### REQUEST
From the entries below, copy out every line with "name" in it.

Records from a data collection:

★ ★ ★ ★ ★

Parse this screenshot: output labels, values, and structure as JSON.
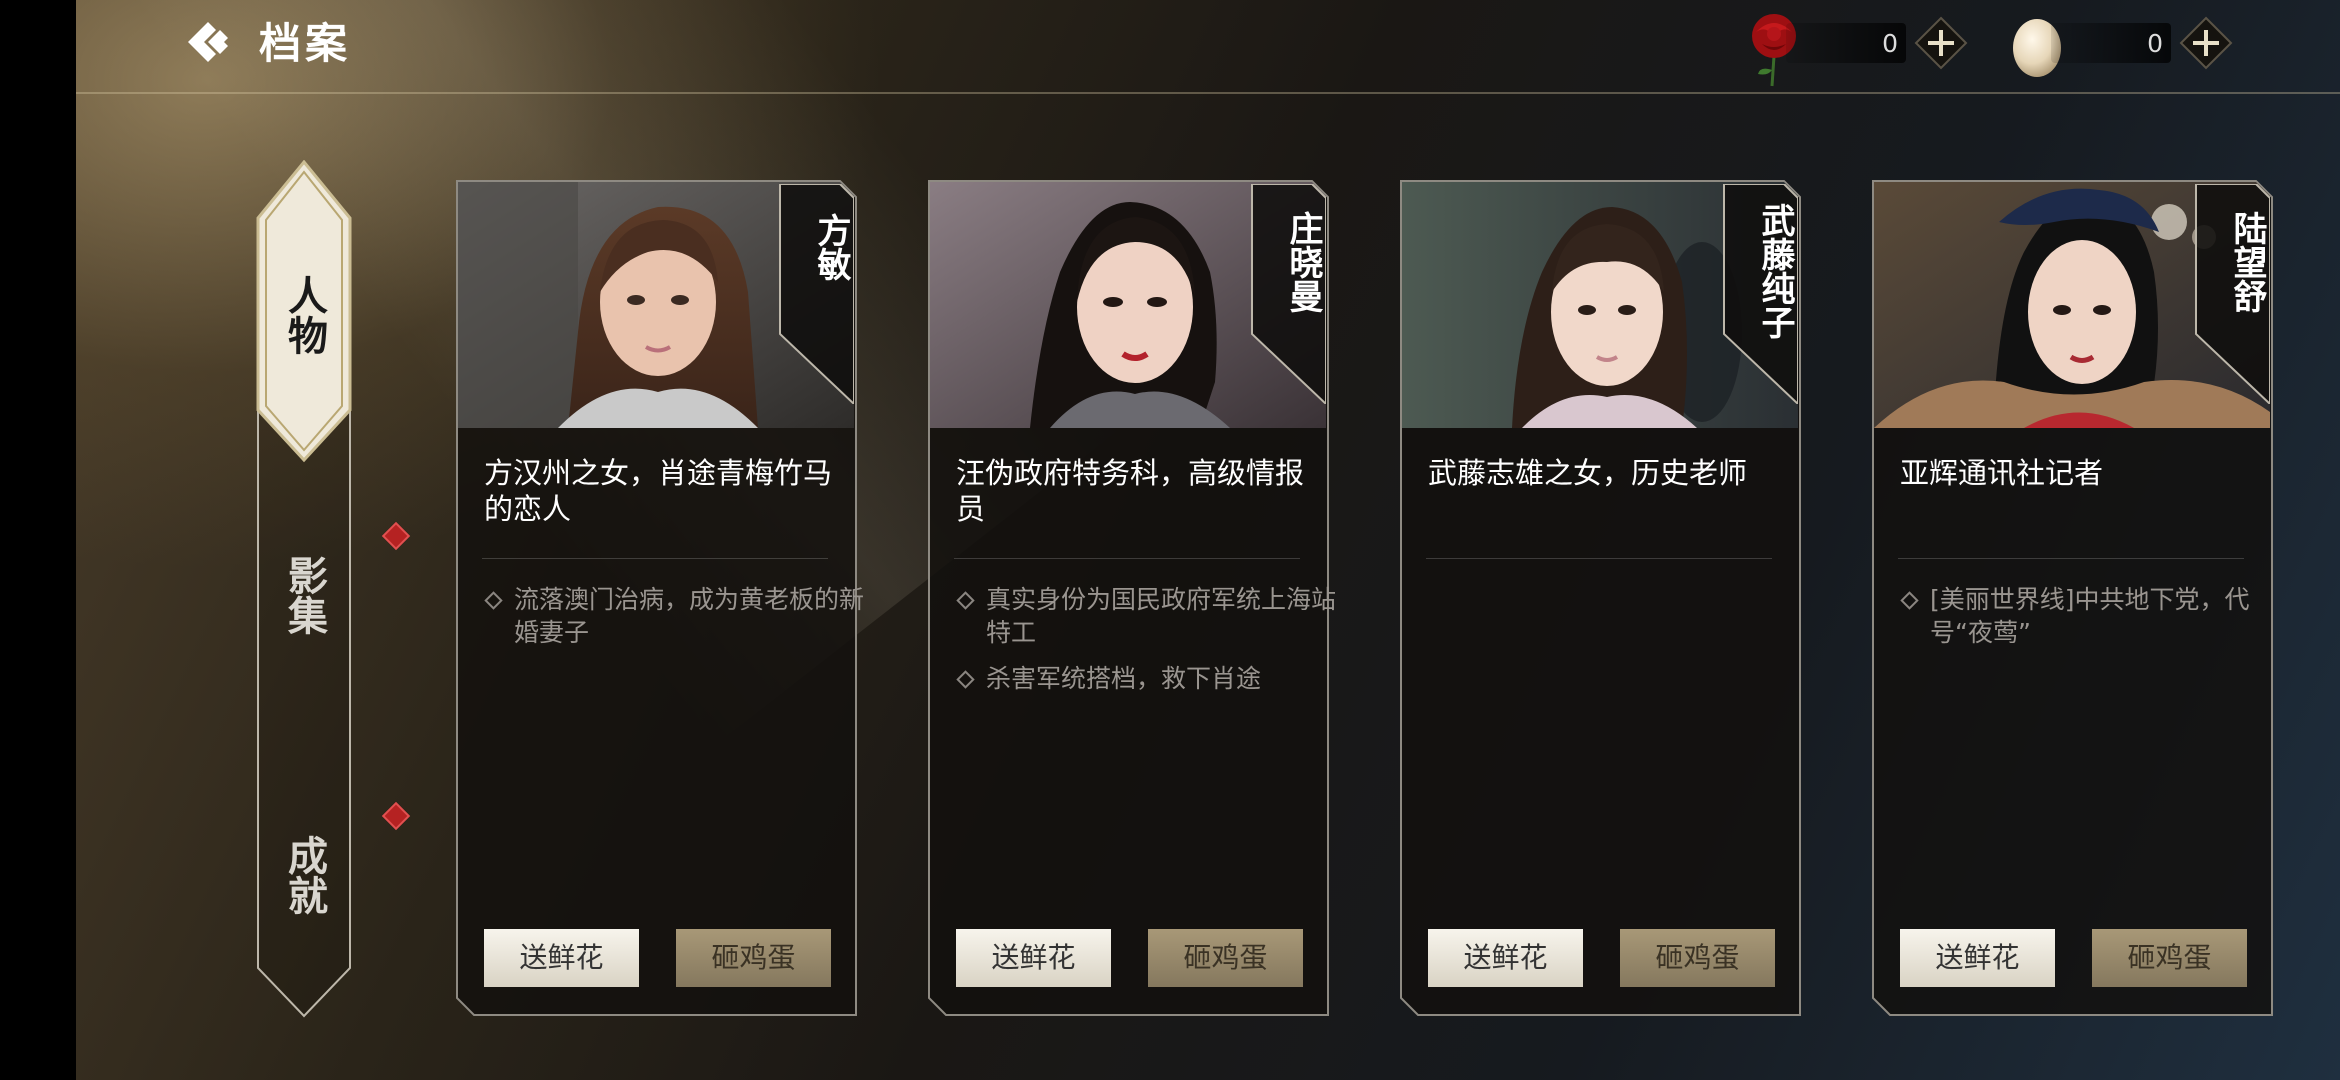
{
  "header": {
    "title": "档案"
  },
  "currencies": [
    {
      "name": "rose",
      "value": "0"
    },
    {
      "name": "egg",
      "value": "0"
    }
  ],
  "sidenav": {
    "items": [
      {
        "label": "人物",
        "active": true,
        "badge": false
      },
      {
        "label": "影集",
        "active": false,
        "badge": true
      },
      {
        "label": "成就",
        "active": false,
        "badge": true
      }
    ]
  },
  "characters": [
    {
      "name": "方敏",
      "desc": "方汉州之女，肖途青梅竹马的恋人",
      "tags": [
        "流落澳门治病，成为黄老板的新婚妻子"
      ],
      "flower_label": "送鲜花",
      "egg_label": "砸鸡蛋"
    },
    {
      "name": "庄晓曼",
      "desc": "汪伪政府特务科，高级情报员",
      "tags": [
        "真实身份为国民政府军统上海站特工",
        "杀害军统搭档，救下肖途"
      ],
      "flower_label": "送鲜花",
      "egg_label": "砸鸡蛋"
    },
    {
      "name": "武藤纯子",
      "desc": "武藤志雄之女，历史老师",
      "tags": [],
      "flower_label": "送鲜花",
      "egg_label": "砸鸡蛋"
    },
    {
      "name": "陆望舒",
      "desc": "亚辉通讯社记者",
      "tags": [
        "[美丽世界线]中共地下党，代号“夜莺”"
      ],
      "flower_label": "送鲜花",
      "egg_label": "砸鸡蛋"
    }
  ],
  "colors": {
    "accent_gold": "#c9b98f",
    "badge_red": "#b52222",
    "button_light": "#efebe1",
    "button_dark": "#9a8b6b"
  }
}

★ ★ ★ ★ ★

### RESPONSE TO THE EXERCISE
      "name": "rose",
      "name": "egg",
      "name": "方敏",
      "name": "庄晓曼",
      "name": "武藤纯子",
      "name": "陆望舒",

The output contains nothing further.